*DO THIS*
Which lines hold the string "title"? Copy every one of them.

*Structured figure records*
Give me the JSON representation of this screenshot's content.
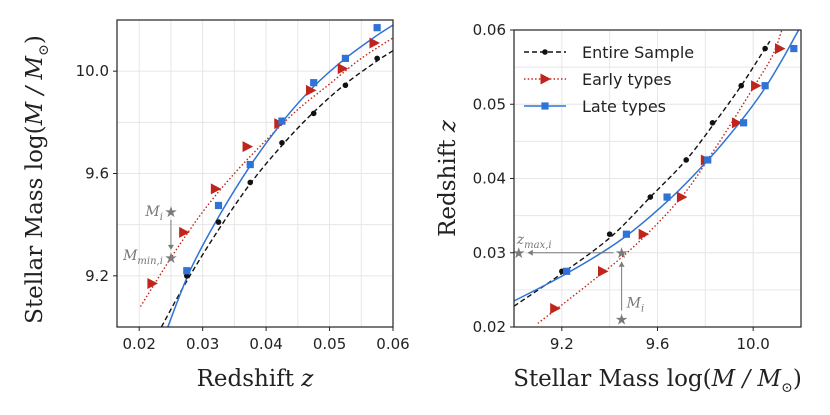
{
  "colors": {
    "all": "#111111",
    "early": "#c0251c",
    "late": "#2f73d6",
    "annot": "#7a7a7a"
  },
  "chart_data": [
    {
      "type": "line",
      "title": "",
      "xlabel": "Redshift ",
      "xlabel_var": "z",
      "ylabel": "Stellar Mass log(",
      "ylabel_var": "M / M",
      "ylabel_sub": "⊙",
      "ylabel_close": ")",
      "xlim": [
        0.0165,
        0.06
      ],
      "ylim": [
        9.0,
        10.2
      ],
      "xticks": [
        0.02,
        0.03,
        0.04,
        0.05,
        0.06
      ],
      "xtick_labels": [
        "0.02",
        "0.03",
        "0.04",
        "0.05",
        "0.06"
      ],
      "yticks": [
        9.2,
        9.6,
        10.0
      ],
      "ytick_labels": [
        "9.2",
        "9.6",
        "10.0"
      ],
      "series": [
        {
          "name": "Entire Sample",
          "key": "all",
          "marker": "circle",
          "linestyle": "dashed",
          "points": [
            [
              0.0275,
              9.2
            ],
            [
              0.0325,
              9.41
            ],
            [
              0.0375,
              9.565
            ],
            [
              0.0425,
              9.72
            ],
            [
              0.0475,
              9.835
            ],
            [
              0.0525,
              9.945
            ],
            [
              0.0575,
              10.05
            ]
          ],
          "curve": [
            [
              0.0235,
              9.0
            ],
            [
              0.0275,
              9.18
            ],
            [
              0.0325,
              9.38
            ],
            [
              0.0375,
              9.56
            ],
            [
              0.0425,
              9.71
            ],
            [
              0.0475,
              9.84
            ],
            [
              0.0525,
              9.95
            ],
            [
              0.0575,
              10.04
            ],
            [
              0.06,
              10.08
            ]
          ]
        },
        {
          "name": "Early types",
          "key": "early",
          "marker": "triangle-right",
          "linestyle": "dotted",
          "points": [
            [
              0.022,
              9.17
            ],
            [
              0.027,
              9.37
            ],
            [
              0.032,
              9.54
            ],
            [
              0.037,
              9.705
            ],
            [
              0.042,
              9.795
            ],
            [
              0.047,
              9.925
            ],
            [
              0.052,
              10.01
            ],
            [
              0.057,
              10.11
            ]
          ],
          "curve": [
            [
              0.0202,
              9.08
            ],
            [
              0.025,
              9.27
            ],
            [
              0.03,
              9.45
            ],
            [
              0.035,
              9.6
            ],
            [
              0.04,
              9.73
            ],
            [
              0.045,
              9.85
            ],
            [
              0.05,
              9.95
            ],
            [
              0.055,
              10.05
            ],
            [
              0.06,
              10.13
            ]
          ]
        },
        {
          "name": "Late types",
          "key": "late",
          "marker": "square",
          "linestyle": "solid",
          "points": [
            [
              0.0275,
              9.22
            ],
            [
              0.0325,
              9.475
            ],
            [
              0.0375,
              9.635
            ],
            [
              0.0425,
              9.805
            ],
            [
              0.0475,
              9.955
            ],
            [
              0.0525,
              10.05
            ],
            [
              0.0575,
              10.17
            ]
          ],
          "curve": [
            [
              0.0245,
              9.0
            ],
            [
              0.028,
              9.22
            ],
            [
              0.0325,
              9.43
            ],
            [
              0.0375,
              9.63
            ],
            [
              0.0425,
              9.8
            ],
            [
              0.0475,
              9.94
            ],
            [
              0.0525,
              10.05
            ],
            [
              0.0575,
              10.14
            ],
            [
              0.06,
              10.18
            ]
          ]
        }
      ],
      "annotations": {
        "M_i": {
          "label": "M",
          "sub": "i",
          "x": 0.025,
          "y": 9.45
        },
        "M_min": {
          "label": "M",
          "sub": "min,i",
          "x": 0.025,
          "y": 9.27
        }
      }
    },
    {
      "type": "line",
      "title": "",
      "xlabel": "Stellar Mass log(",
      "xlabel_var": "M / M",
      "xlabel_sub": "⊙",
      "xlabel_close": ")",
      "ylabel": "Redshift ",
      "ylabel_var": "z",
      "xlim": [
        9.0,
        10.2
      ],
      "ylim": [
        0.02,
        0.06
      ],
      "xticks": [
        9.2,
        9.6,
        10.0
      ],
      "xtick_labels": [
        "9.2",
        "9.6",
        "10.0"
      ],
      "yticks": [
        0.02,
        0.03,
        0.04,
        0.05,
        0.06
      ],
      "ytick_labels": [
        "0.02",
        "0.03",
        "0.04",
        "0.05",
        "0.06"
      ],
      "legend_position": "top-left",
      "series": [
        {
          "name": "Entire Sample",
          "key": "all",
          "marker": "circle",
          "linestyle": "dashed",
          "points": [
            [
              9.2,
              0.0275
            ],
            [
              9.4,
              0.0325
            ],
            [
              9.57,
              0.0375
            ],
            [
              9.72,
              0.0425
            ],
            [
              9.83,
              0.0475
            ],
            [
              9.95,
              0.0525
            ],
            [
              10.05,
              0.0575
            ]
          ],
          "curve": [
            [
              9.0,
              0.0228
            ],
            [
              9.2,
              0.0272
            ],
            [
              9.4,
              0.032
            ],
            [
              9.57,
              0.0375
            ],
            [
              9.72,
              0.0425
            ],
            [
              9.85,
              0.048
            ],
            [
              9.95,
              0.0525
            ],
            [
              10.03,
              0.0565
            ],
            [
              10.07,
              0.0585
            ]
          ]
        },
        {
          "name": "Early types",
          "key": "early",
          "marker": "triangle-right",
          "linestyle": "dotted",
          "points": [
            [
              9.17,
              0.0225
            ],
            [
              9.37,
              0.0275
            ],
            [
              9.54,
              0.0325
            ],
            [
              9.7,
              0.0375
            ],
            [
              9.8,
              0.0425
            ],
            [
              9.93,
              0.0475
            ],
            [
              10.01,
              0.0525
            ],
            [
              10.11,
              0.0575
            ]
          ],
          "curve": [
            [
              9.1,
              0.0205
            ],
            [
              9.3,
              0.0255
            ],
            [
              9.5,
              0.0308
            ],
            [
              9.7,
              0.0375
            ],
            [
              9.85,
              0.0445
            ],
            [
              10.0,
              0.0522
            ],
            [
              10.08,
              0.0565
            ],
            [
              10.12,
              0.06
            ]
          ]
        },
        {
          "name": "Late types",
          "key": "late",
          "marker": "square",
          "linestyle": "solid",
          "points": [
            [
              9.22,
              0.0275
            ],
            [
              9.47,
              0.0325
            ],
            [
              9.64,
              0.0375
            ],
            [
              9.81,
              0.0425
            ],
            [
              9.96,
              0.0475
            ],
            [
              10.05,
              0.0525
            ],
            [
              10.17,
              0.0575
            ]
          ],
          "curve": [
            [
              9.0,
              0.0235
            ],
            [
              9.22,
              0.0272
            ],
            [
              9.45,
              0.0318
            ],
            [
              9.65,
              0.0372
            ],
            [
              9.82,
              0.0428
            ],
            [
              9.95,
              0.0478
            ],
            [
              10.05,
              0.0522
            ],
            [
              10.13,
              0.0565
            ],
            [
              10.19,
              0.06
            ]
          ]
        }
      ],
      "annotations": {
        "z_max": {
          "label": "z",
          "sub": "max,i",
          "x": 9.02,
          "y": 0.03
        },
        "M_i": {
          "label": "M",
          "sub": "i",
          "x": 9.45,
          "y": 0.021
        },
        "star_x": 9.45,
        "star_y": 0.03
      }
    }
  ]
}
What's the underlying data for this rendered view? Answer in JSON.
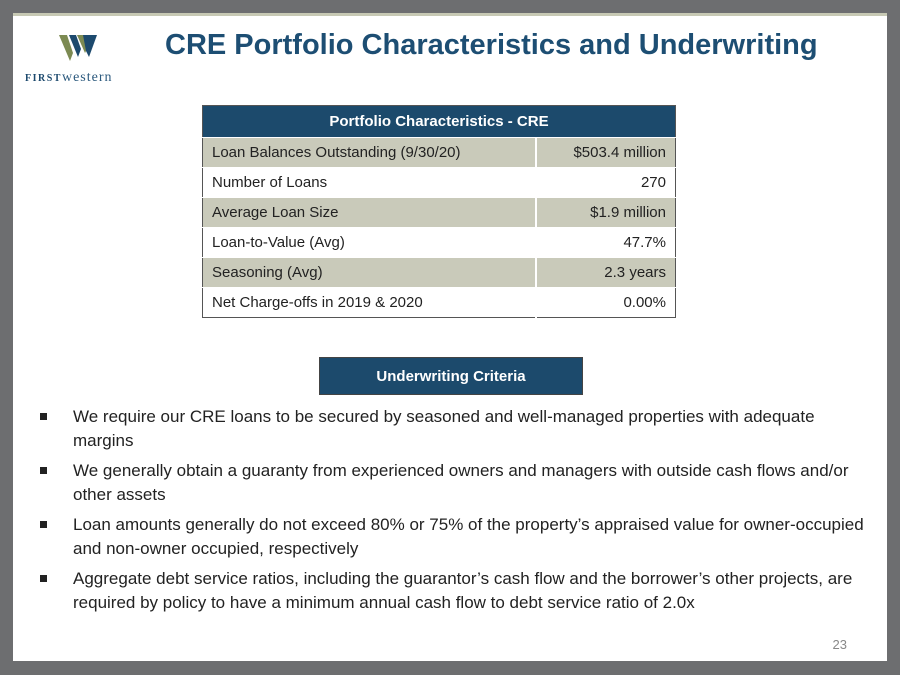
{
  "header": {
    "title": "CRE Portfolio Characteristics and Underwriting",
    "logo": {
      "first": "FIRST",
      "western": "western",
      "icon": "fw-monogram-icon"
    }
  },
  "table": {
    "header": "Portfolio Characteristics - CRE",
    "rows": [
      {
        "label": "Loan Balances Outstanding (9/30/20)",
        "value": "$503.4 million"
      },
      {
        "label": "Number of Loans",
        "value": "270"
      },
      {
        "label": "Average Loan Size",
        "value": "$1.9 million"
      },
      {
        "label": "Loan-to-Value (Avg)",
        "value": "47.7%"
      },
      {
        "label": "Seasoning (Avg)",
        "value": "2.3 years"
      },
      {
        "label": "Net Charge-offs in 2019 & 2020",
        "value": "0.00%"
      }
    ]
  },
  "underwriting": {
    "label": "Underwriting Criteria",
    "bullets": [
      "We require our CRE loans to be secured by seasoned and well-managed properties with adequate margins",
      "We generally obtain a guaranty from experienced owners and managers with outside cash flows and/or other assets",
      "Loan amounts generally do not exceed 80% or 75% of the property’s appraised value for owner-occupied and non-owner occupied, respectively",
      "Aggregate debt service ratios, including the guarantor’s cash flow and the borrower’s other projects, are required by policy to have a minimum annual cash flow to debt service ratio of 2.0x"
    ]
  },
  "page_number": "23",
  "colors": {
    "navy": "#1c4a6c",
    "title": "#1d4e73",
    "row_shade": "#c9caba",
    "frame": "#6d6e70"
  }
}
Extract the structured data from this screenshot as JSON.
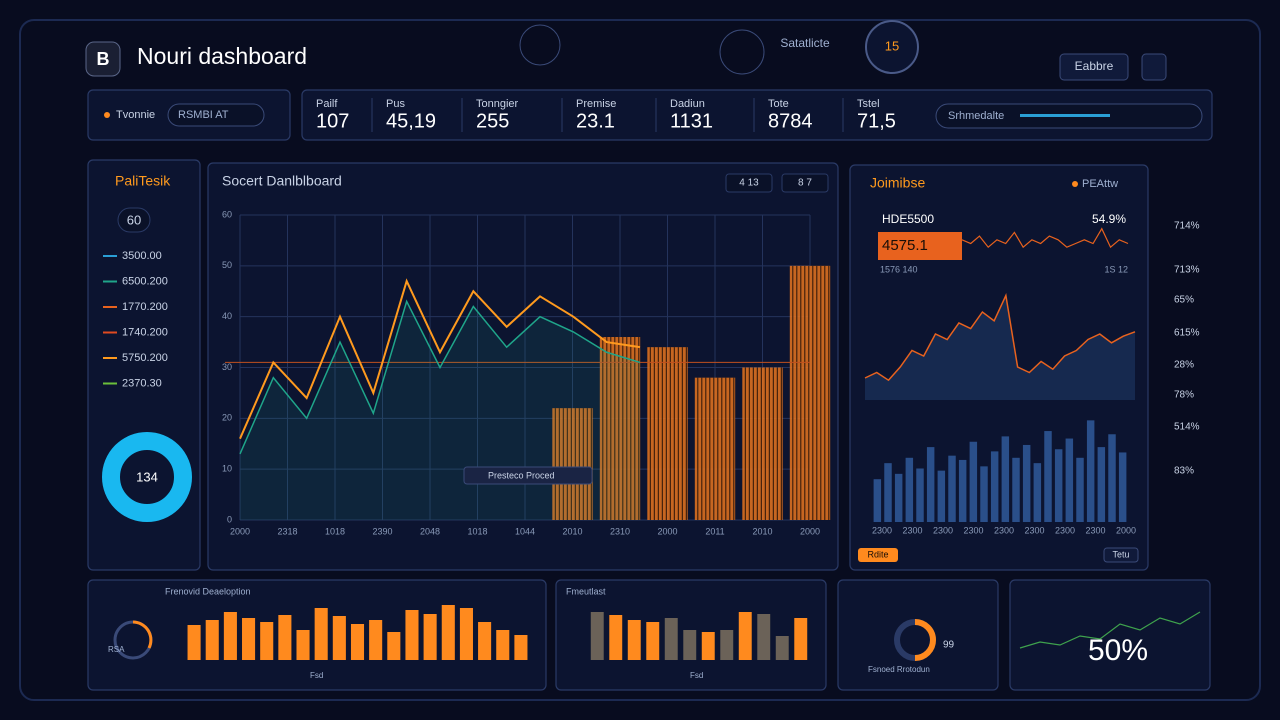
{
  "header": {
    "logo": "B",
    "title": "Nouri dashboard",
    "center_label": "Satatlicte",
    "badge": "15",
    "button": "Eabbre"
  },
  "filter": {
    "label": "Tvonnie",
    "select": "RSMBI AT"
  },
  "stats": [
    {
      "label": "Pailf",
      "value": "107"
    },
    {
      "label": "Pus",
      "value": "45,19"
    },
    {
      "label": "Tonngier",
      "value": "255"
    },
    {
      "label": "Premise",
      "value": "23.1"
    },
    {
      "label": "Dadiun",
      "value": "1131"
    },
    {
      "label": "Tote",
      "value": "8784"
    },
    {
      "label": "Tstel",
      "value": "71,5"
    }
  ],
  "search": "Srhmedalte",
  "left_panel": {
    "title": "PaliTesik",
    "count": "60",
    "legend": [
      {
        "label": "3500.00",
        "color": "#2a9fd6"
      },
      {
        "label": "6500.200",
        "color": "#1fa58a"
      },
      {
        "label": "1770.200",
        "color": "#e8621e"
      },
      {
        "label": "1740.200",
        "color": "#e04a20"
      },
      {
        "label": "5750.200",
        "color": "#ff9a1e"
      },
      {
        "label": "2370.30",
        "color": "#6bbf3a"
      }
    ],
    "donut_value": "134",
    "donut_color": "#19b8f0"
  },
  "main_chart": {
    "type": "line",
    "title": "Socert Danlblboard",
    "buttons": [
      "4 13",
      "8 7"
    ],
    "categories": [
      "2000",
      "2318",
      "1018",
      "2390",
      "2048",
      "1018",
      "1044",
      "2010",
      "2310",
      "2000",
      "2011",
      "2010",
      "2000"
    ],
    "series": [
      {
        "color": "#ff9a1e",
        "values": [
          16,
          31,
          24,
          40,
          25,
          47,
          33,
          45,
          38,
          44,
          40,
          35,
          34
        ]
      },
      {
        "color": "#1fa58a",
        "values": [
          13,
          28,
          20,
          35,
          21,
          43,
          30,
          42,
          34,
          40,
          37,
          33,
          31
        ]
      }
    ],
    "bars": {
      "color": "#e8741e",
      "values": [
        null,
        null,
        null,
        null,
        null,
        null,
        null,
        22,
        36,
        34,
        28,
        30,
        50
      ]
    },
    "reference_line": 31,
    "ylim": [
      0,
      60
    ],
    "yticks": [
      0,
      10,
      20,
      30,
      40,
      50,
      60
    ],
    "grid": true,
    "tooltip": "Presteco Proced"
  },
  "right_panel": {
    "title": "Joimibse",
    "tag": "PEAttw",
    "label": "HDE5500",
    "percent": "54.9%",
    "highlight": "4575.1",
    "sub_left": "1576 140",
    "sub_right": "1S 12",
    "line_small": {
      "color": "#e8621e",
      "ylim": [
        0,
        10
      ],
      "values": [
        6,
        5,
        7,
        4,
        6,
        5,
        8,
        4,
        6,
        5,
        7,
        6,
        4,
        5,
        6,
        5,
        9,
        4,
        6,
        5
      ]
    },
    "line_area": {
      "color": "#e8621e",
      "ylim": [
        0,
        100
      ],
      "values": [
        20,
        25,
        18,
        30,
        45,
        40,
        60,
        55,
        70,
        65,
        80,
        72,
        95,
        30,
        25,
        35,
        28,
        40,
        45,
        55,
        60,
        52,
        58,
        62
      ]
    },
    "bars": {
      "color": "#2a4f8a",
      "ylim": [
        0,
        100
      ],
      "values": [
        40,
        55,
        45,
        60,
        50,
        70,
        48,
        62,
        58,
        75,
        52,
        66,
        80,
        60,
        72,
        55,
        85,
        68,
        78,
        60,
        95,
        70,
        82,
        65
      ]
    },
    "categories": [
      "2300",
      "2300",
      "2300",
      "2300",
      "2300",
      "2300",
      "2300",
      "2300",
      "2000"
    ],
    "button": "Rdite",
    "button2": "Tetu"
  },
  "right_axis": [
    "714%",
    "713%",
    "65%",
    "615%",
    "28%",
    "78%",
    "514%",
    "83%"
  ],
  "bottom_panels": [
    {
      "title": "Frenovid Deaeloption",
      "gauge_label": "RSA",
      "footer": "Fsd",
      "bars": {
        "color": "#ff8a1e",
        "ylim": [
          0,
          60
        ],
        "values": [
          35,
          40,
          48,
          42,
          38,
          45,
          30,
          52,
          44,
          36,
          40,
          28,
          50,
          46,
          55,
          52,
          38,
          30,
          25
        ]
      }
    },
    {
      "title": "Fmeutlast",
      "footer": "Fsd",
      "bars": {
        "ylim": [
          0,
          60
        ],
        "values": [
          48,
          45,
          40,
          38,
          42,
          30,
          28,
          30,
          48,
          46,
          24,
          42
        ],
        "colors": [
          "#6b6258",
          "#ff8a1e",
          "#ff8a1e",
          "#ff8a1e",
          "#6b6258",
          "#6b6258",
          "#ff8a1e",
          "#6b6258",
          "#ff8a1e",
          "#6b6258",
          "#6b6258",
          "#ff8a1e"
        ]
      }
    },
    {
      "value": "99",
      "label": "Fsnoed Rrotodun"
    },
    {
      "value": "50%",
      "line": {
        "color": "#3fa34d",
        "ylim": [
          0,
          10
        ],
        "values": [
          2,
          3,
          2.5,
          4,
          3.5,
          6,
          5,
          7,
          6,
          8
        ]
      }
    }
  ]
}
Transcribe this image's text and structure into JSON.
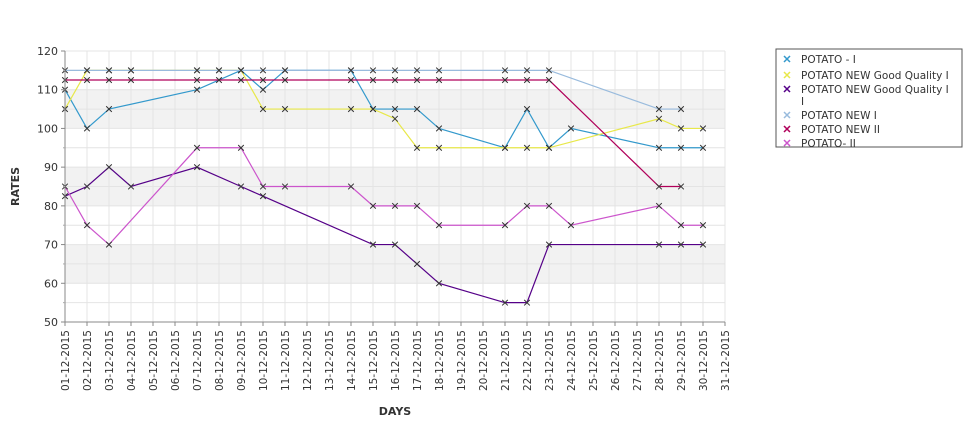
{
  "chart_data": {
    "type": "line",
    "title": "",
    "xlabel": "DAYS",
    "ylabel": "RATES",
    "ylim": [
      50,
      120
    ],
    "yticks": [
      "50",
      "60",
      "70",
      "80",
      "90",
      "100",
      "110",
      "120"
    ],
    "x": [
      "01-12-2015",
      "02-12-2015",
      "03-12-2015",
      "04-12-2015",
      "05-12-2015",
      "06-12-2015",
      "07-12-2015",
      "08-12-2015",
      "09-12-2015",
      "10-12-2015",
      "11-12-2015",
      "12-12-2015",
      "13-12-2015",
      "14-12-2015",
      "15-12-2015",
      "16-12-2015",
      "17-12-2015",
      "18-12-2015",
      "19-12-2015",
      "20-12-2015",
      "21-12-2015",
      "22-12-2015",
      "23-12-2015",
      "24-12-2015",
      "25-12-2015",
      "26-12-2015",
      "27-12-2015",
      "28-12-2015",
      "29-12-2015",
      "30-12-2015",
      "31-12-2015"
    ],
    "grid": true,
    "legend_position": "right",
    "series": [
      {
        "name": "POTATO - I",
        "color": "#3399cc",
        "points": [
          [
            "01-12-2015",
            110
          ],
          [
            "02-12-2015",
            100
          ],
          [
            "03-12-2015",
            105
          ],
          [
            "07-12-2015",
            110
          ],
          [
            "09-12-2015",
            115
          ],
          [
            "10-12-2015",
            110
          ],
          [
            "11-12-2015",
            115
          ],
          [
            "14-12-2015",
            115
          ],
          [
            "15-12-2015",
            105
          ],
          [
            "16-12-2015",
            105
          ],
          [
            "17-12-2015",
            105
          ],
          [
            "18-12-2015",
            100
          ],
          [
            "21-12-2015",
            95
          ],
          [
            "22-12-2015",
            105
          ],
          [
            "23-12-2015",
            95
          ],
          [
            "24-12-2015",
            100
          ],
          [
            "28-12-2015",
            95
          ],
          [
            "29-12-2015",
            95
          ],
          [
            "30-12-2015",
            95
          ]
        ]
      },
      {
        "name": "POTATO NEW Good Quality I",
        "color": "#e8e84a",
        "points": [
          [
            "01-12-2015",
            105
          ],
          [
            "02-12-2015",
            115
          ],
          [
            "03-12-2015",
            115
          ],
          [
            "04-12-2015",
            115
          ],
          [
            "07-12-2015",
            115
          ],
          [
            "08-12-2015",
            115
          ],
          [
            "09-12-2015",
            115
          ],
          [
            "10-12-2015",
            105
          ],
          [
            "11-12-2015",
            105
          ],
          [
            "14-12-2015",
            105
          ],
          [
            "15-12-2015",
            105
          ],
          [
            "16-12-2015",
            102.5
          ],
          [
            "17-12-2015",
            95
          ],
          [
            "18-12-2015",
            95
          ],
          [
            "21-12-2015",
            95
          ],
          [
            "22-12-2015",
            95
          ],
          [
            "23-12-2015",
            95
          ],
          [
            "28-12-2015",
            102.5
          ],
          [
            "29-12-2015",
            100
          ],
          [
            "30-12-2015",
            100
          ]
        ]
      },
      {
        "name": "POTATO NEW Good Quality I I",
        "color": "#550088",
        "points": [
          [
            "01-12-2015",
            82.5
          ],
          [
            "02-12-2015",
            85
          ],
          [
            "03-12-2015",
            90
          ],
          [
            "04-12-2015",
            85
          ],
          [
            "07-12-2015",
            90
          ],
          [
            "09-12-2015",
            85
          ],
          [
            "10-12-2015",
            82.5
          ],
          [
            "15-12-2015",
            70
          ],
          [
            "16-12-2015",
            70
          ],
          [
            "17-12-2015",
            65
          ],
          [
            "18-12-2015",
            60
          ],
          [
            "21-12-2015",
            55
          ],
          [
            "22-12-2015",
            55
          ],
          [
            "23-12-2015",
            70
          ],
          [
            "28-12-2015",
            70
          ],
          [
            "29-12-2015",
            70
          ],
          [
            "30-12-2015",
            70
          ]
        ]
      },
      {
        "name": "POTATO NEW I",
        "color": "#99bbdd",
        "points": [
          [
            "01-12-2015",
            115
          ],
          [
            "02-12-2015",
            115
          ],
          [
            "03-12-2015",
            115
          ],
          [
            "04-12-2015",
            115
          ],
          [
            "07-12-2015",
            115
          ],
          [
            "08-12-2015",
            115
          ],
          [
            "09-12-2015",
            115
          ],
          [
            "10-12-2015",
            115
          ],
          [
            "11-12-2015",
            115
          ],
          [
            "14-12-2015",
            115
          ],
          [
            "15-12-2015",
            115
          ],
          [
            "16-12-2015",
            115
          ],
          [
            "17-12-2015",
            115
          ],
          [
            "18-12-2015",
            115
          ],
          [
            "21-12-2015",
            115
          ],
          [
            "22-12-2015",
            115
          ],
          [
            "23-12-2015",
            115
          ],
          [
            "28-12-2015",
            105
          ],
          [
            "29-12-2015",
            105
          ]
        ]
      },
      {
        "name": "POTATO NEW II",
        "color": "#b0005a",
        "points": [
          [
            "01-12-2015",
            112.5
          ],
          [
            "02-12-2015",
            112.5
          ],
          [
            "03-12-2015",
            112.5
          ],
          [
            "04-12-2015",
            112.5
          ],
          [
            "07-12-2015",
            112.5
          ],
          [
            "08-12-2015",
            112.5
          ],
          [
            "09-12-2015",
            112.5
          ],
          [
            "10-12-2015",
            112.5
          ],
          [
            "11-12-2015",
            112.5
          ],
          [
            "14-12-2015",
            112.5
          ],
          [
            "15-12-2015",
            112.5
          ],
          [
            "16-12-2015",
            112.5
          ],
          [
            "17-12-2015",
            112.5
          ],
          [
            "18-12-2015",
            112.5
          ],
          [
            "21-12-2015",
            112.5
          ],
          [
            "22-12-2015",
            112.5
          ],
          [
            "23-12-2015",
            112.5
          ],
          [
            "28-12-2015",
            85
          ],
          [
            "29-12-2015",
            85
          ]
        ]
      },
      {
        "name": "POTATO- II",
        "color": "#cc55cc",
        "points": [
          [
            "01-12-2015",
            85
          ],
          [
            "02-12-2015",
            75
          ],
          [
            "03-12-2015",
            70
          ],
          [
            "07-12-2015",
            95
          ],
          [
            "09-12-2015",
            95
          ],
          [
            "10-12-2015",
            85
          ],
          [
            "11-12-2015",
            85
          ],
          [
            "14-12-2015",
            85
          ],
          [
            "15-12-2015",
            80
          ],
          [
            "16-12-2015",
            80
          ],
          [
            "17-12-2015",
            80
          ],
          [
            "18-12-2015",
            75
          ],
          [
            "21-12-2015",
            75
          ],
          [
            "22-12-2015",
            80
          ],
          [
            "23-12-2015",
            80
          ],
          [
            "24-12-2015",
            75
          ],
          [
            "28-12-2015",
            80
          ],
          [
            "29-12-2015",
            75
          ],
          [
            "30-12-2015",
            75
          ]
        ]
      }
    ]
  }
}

*CORRECT RESPONSE*
      "title": "",
      "title": "",
    "title": "CRE Portfolio Characteristics and Underwriting",
    "title": "#1d4e73",
    "title": "Nouri dashboard",
    "title": "PaliTesik",
    "title": "Socert Danlblboard",
    "title": "Joimibse",
      "title": "Frenovid Deaeloption",
      "title": "Fmeutlast",
    "title": "",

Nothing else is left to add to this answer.